▶ **Exercise requirements**
Return a copy of each line that holds the string "八一建军节".

(Collection entries)

** Start **

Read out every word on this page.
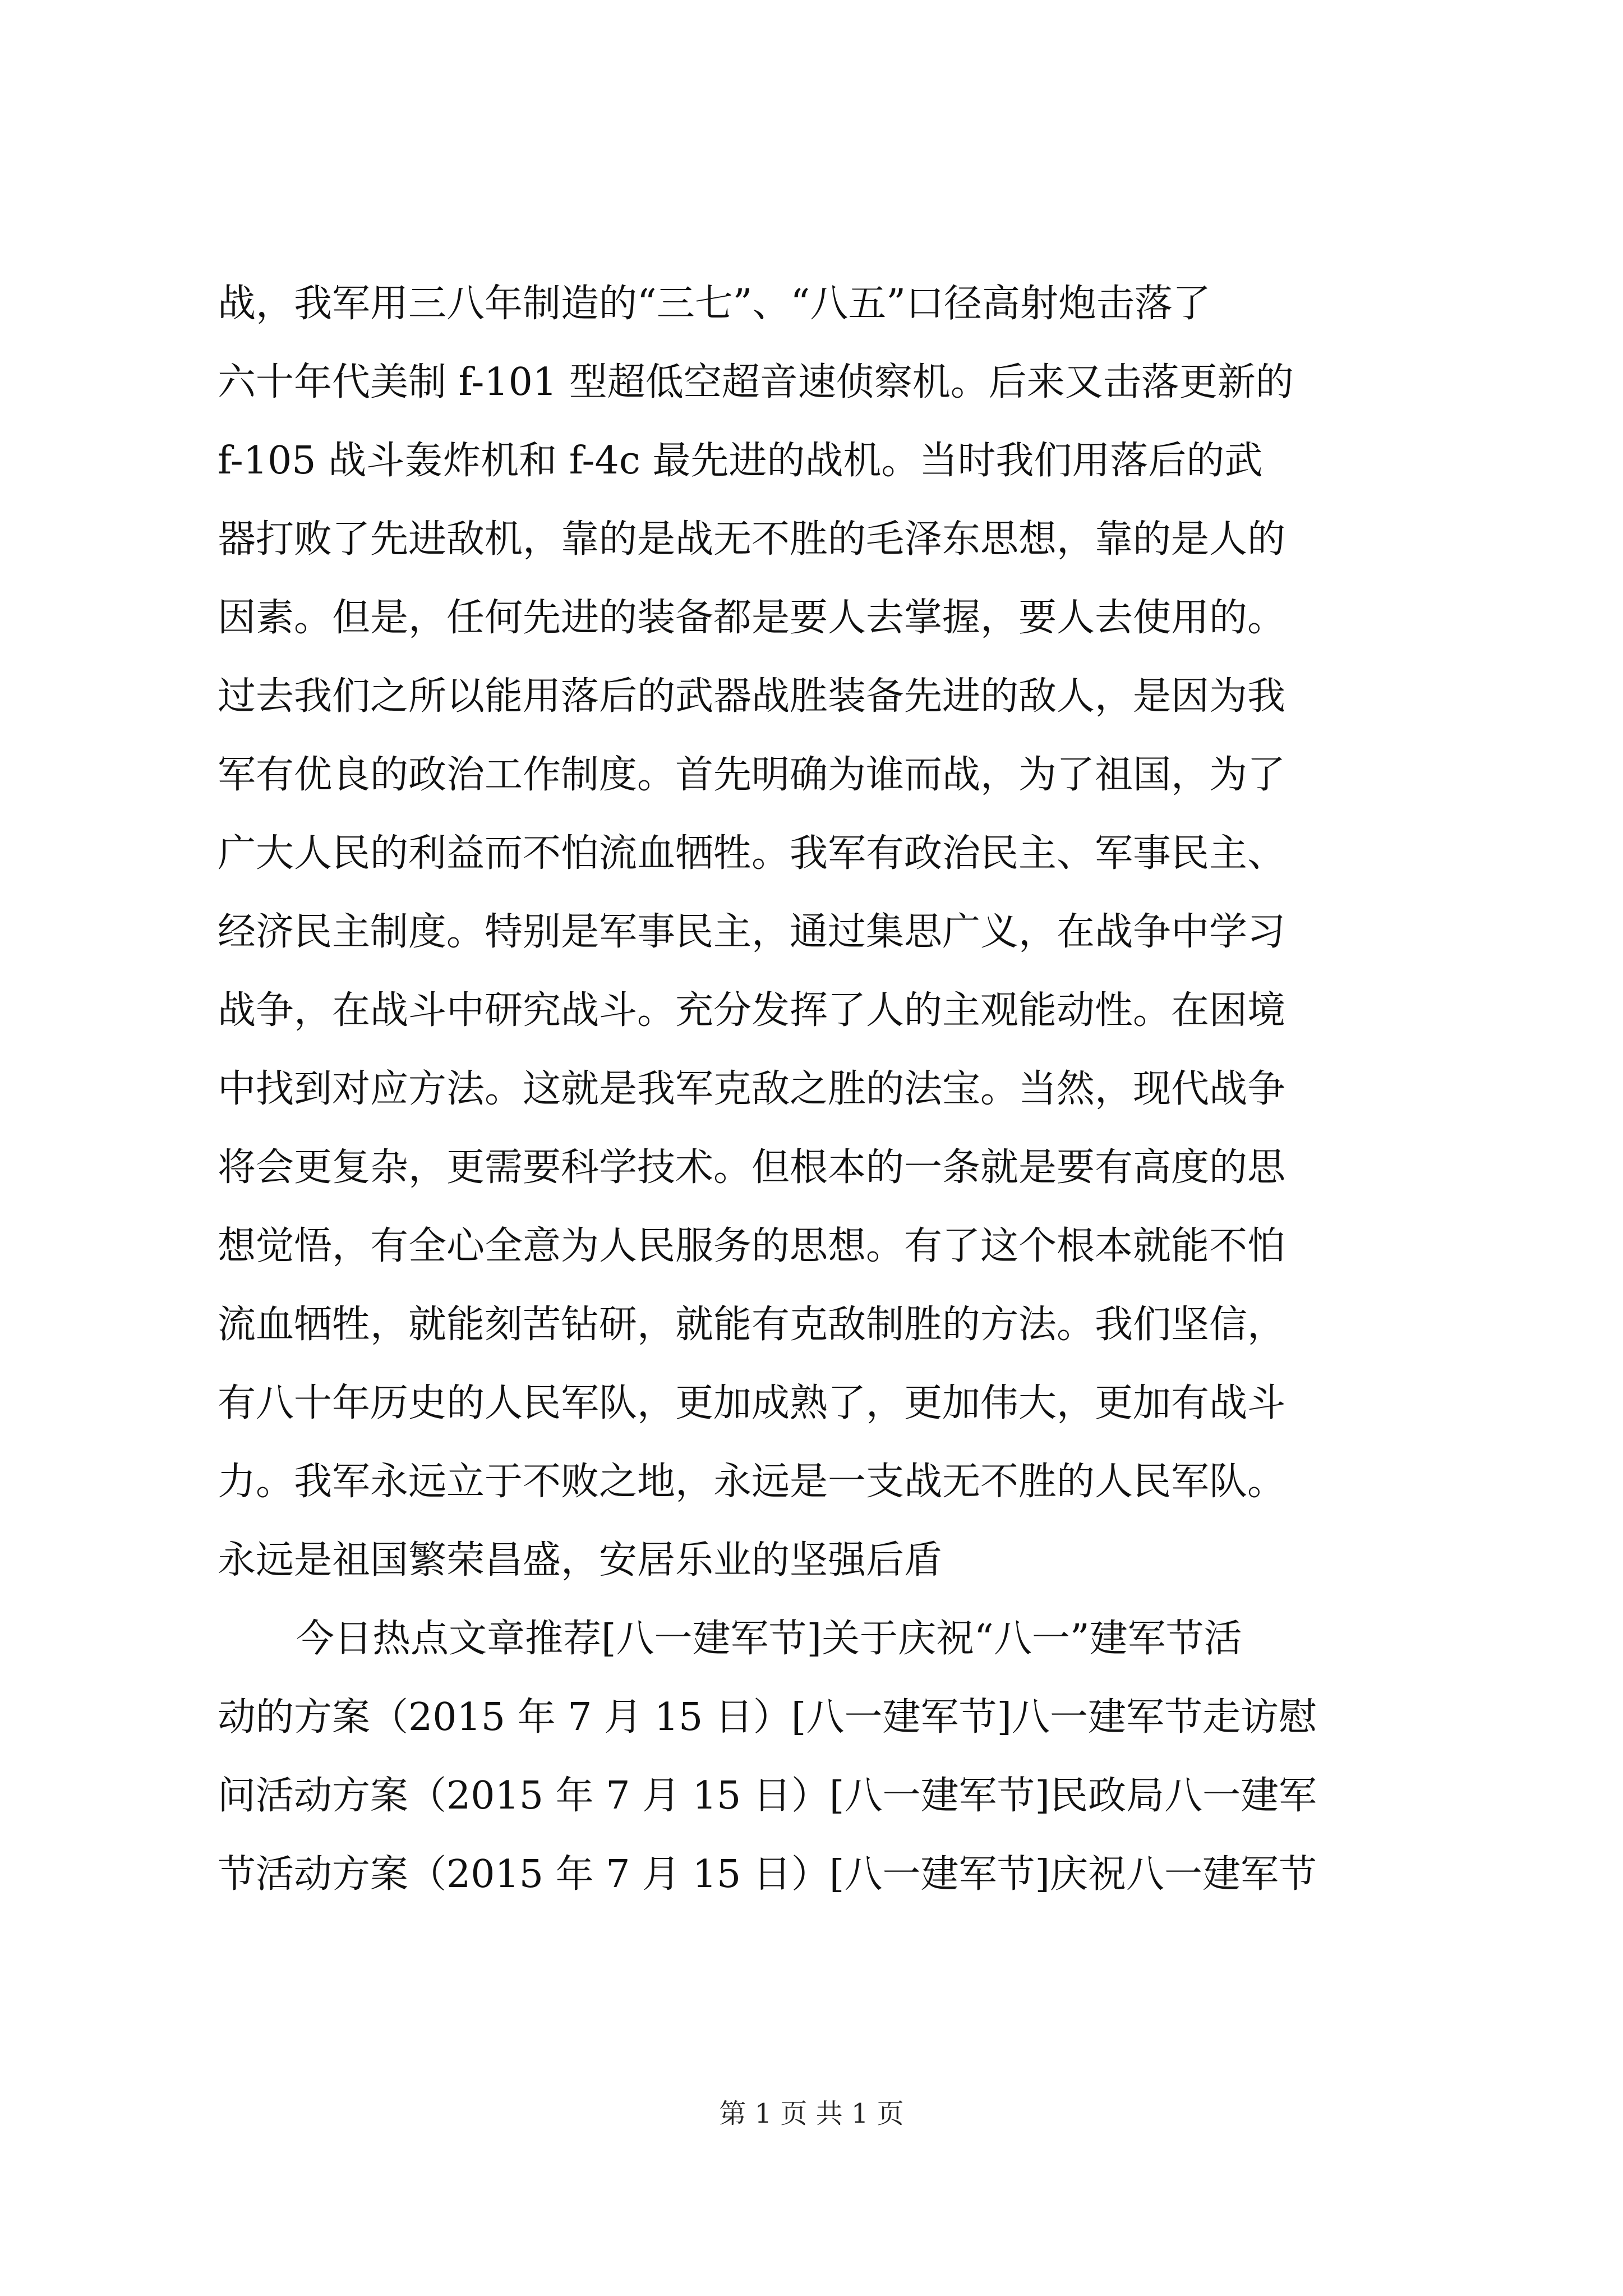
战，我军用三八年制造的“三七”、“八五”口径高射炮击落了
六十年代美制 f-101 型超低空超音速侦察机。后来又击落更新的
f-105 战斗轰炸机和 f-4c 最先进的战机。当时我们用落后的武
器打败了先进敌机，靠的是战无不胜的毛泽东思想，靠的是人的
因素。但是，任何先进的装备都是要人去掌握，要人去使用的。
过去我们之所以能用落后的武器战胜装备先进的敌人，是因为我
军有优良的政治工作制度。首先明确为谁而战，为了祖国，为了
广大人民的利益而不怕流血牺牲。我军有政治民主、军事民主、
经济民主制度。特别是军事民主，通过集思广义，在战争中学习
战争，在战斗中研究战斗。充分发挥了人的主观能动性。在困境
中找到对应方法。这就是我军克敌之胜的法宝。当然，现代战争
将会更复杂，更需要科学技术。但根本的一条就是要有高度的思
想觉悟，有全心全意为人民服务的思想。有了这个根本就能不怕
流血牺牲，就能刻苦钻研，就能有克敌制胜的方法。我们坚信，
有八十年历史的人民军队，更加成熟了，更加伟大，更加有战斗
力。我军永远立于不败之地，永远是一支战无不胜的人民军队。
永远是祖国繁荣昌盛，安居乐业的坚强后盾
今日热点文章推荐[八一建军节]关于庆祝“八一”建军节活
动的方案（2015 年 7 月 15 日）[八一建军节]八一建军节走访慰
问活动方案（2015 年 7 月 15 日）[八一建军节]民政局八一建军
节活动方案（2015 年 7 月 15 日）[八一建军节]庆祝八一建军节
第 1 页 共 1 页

** End **

▶ **Exercise output**
今日热点文章推荐[八一建军节]关于庆祝“八一”建军节活
动的方案（2015 年 7 月 15 日）[八一建军节]八一建军节走访慰
问活动方案（2015 年 7 月 15 日）[八一建军节]民政局八一建军
节活动方案（2015 年 7 月 15 日）[八一建军节]庆祝八一建军节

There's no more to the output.